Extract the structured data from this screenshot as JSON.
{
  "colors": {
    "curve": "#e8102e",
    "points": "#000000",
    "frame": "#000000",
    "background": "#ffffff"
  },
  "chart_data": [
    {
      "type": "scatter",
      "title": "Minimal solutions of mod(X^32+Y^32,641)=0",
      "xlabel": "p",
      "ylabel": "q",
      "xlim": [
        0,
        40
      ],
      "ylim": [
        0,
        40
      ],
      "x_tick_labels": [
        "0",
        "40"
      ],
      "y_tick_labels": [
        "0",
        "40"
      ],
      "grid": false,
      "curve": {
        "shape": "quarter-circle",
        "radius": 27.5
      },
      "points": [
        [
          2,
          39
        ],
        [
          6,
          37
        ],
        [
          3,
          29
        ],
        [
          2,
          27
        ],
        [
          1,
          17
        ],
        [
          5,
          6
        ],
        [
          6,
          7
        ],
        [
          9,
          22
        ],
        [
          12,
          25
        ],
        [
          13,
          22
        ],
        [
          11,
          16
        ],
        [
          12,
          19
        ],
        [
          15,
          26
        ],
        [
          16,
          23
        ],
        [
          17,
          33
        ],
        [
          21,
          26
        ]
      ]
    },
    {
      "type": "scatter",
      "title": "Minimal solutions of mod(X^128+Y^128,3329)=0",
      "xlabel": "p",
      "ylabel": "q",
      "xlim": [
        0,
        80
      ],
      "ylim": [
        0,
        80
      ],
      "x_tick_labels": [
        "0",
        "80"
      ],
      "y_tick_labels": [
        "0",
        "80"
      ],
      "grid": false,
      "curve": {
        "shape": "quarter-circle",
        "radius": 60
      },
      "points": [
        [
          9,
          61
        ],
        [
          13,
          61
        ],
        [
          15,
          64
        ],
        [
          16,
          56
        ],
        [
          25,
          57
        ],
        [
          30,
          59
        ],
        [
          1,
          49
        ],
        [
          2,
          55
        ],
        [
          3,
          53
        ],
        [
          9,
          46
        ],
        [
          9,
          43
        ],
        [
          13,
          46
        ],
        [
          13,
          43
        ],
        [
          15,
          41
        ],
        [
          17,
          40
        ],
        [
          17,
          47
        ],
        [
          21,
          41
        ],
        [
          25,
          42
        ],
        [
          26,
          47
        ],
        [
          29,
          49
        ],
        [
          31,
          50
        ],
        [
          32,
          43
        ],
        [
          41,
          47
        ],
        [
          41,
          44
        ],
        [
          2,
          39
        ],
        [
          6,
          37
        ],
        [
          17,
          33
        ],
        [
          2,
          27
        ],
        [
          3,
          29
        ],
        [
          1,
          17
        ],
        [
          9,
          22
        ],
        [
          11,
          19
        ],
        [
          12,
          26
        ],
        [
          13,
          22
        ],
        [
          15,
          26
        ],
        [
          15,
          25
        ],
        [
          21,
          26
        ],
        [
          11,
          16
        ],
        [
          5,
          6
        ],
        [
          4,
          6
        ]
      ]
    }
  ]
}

What you should do | Copy all lines from the material that contain "title".

Answer |
      "title": "Minimal solutions of mod(X^32+Y^32,641)=0",
      "title": "Minimal solutions of mod(X^128+Y^128,3329)=0",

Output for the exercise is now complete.